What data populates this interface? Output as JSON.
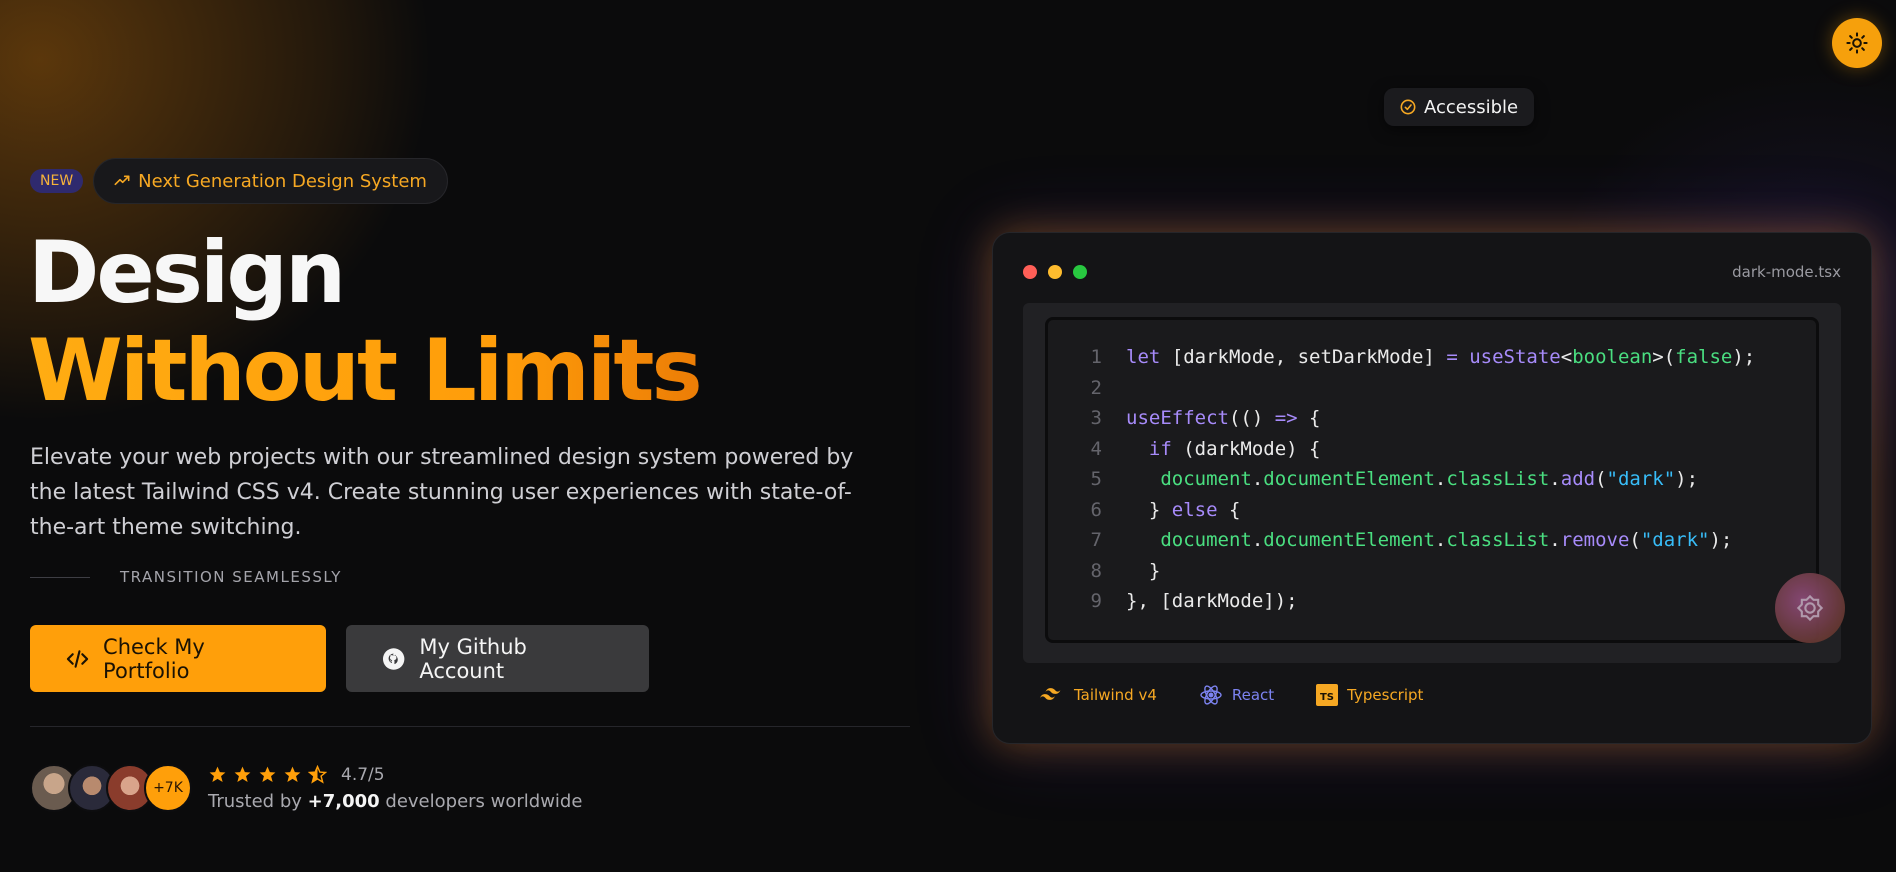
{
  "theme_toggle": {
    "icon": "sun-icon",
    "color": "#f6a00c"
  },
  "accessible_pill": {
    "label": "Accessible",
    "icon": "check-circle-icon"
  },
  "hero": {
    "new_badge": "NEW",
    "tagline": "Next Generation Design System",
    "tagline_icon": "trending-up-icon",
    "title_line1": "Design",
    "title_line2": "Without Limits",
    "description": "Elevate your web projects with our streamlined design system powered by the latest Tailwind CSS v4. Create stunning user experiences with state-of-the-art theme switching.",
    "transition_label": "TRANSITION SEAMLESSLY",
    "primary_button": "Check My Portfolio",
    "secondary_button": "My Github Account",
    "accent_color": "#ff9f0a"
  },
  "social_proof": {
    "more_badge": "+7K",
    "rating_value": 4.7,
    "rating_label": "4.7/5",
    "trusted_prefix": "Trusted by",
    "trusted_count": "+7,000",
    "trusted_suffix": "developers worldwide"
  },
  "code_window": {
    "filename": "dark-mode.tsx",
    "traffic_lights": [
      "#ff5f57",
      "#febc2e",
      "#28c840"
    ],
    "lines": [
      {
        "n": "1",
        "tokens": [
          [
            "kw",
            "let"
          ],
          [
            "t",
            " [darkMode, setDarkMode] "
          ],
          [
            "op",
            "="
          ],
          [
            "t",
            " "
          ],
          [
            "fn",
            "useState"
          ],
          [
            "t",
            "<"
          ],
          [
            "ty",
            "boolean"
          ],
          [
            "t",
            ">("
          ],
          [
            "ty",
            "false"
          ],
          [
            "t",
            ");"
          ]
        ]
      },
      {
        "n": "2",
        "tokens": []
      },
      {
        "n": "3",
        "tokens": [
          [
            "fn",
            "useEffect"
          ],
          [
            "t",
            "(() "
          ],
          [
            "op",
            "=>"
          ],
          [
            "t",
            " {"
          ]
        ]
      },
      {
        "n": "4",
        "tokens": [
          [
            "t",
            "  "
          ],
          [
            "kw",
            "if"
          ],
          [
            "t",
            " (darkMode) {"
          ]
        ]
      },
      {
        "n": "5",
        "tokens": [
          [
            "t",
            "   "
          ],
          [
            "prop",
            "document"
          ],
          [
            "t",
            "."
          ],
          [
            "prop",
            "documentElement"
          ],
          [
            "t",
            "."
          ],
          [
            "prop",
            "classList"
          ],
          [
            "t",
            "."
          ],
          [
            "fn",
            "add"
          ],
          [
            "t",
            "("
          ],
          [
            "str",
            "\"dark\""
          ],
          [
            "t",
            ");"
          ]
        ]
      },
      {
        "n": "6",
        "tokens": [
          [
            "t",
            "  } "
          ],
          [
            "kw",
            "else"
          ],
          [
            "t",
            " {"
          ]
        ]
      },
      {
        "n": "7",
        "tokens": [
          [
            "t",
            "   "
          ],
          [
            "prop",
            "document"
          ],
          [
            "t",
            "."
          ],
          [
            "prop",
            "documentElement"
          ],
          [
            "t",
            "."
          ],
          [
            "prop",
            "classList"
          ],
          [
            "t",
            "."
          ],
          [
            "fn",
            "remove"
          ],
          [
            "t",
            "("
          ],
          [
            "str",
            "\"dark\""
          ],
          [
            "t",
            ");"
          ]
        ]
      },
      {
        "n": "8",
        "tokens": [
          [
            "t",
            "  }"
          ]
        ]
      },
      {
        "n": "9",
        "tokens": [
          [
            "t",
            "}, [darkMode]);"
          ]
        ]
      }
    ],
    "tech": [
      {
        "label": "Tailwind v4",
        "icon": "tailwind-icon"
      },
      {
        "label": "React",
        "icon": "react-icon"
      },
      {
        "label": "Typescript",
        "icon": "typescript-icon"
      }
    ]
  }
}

☆ ☆ ☆ ☆ ☆

Write out each line of the data exactly; the images should be left out.

What data populates this interface? Output as JSON.
{
  "theme_toggle": {
    "icon": "sun-icon",
    "color": "#f6a00c"
  },
  "accessible_pill": {
    "label": "Accessible",
    "icon": "check-circle-icon"
  },
  "hero": {
    "new_badge": "NEW",
    "tagline": "Next Generation Design System",
    "tagline_icon": "trending-up-icon",
    "title_line1": "Design",
    "title_line2": "Without Limits",
    "description": "Elevate your web projects with our streamlined design system powered by the latest Tailwind CSS v4. Create stunning user experiences with state-of-the-art theme switching.",
    "transition_label": "TRANSITION SEAMLESSLY",
    "primary_button": "Check My Portfolio",
    "secondary_button": "My Github Account",
    "accent_color": "#ff9f0a"
  },
  "social_proof": {
    "more_badge": "+7K",
    "rating_value": 4.7,
    "rating_label": "4.7/5",
    "trusted_prefix": "Trusted by",
    "trusted_count": "+7,000",
    "trusted_suffix": "developers worldwide"
  },
  "code_window": {
    "filename": "dark-mode.tsx",
    "traffic_lights": [
      "#ff5f57",
      "#febc2e",
      "#28c840"
    ],
    "lines": [
      {
        "n": "1",
        "tokens": [
          [
            "kw",
            "let"
          ],
          [
            "t",
            " [darkMode, setDarkMode] "
          ],
          [
            "op",
            "="
          ],
          [
            "t",
            " "
          ],
          [
            "fn",
            "useState"
          ],
          [
            "t",
            "<"
          ],
          [
            "ty",
            "boolean"
          ],
          [
            "t",
            ">("
          ],
          [
            "ty",
            "false"
          ],
          [
            "t",
            ");"
          ]
        ]
      },
      {
        "n": "2",
        "tokens": []
      },
      {
        "n": "3",
        "tokens": [
          [
            "fn",
            "useEffect"
          ],
          [
            "t",
            "(() "
          ],
          [
            "op",
            "=>"
          ],
          [
            "t",
            " {"
          ]
        ]
      },
      {
        "n": "4",
        "tokens": [
          [
            "t",
            "  "
          ],
          [
            "kw",
            "if"
          ],
          [
            "t",
            " (darkMode) {"
          ]
        ]
      },
      {
        "n": "5",
        "tokens": [
          [
            "t",
            "   "
          ],
          [
            "prop",
            "document"
          ],
          [
            "t",
            "."
          ],
          [
            "prop",
            "documentElement"
          ],
          [
            "t",
            "."
          ],
          [
            "prop",
            "classList"
          ],
          [
            "t",
            "."
          ],
          [
            "fn",
            "add"
          ],
          [
            "t",
            "("
          ],
          [
            "str",
            "\"dark\""
          ],
          [
            "t",
            ");"
          ]
        ]
      },
      {
        "n": "6",
        "tokens": [
          [
            "t",
            "  } "
          ],
          [
            "kw",
            "else"
          ],
          [
            "t",
            " {"
          ]
        ]
      },
      {
        "n": "7",
        "tokens": [
          [
            "t",
            "   "
          ],
          [
            "prop",
            "document"
          ],
          [
            "t",
            "."
          ],
          [
            "prop",
            "documentElement"
          ],
          [
            "t",
            "."
          ],
          [
            "prop",
            "classList"
          ],
          [
            "t",
            "."
          ],
          [
            "fn",
            "remove"
          ],
          [
            "t",
            "("
          ],
          [
            "str",
            "\"dark\""
          ],
          [
            "t",
            ");"
          ]
        ]
      },
      {
        "n": "8",
        "tokens": [
          [
            "t",
            "  }"
          ]
        ]
      },
      {
        "n": "9",
        "tokens": [
          [
            "t",
            "}, [darkMode]);"
          ]
        ]
      }
    ],
    "tech": [
      {
        "label": "Tailwind v4",
        "icon": "tailwind-icon"
      },
      {
        "label": "React",
        "icon": "react-icon"
      },
      {
        "label": "Typescript",
        "icon": "typescript-icon"
      }
    ]
  }
}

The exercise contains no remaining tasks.